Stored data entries
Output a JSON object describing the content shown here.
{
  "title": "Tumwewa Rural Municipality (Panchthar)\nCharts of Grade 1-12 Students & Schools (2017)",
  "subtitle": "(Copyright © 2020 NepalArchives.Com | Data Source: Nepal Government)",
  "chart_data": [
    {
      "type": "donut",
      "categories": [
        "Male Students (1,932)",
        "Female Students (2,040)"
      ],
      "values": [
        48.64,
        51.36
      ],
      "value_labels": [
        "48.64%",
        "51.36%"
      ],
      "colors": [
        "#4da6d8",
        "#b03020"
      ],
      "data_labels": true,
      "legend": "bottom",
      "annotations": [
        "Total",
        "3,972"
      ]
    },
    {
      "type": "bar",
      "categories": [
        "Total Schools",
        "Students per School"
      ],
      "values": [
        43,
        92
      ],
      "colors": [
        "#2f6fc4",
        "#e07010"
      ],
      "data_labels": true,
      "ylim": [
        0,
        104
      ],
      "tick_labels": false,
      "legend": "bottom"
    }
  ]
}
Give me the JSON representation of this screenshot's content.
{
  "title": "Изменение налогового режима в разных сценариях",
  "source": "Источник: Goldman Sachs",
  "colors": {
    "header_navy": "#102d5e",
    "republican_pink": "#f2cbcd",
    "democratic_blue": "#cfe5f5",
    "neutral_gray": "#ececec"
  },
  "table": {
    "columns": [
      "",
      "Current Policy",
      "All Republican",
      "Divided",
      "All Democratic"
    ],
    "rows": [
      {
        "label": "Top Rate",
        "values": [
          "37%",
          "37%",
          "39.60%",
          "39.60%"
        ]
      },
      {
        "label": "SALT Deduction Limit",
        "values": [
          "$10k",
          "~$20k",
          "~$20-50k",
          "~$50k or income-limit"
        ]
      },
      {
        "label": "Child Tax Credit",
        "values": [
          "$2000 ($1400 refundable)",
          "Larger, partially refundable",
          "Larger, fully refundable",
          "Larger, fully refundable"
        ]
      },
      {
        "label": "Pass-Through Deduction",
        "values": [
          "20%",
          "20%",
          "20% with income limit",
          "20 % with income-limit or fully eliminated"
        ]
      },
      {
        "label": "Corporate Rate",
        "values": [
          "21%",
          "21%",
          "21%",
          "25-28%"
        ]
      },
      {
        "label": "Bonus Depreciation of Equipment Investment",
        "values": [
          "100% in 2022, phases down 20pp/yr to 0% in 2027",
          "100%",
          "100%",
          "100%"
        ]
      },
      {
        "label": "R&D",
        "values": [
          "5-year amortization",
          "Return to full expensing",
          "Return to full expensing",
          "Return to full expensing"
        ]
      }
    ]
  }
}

WHAT YOU NEED TO DO: Retype the data in full and match it exactly.

COMPLETED EXERCISE:
Output a JSON object describing the content shown here.
{
  "title": "Tumwewa Rural Municipality (Panchthar)\nCharts of Grade 1-12 Students & Schools (2017)",
  "subtitle": "(Copyright © 2020 NepalArchives.Com | Data Source: Nepal Government)",
  "chart_data": [
    {
      "type": "donut",
      "categories": [
        "Male Students (1,932)",
        "Female Students (2,040)"
      ],
      "values": [
        48.64,
        51.36
      ],
      "value_labels": [
        "48.64%",
        "51.36%"
      ],
      "colors": [
        "#4da6d8",
        "#b03020"
      ],
      "data_labels": true,
      "legend": "bottom",
      "annotations": [
        "Total",
        "3,972"
      ]
    },
    {
      "type": "bar",
      "categories": [
        "Total Schools",
        "Students per School"
      ],
      "values": [
        43,
        92
      ],
      "colors": [
        "#2f6fc4",
        "#e07010"
      ],
      "data_labels": true,
      "ylim": [
        0,
        104
      ],
      "tick_labels": false,
      "legend": "bottom"
    }
  ]
}
Give me the JSON representation of this screenshot's content.
{
  "title": "Изменение налогового режима в разных сценариях",
  "source": "Источник: Goldman Sachs",
  "colors": {
    "header_navy": "#102d5e",
    "republican_pink": "#f2cbcd",
    "democratic_blue": "#cfe5f5",
    "neutral_gray": "#ececec"
  },
  "table": {
    "columns": [
      "",
      "Current Policy",
      "All Republican",
      "Divided",
      "All Democratic"
    ],
    "rows": [
      {
        "label": "Top Rate",
        "values": [
          "37%",
          "37%",
          "39.60%",
          "39.60%"
        ]
      },
      {
        "label": "SALT Deduction Limit",
        "values": [
          "$10k",
          "~$20k",
          "~$20-50k",
          "~$50k or income-limit"
        ]
      },
      {
        "label": "Child Tax Credit",
        "values": [
          "$2000 ($1400 refundable)",
          "Larger, partially refundable",
          "Larger, fully refundable",
          "Larger, fully refundable"
        ]
      },
      {
        "label": "Pass-Through Deduction",
        "values": [
          "20%",
          "20%",
          "20% with income limit",
          "20 % with income-limit or fully eliminated"
        ]
      },
      {
        "label": "Corporate Rate",
        "values": [
          "21%",
          "21%",
          "21%",
          "25-28%"
        ]
      },
      {
        "label": "Bonus Depreciation of Equipment Investment",
        "values": [
          "100% in 2022, phases down 20pp/yr to 0% in 2027",
          "100%",
          "100%",
          "100%"
        ]
      },
      {
        "label": "R&D",
        "values": [
          "5-year amortization",
          "Return to full expensing",
          "Return to full expensing",
          "Return to full expensing"
        ]
      }
    ]
  }
}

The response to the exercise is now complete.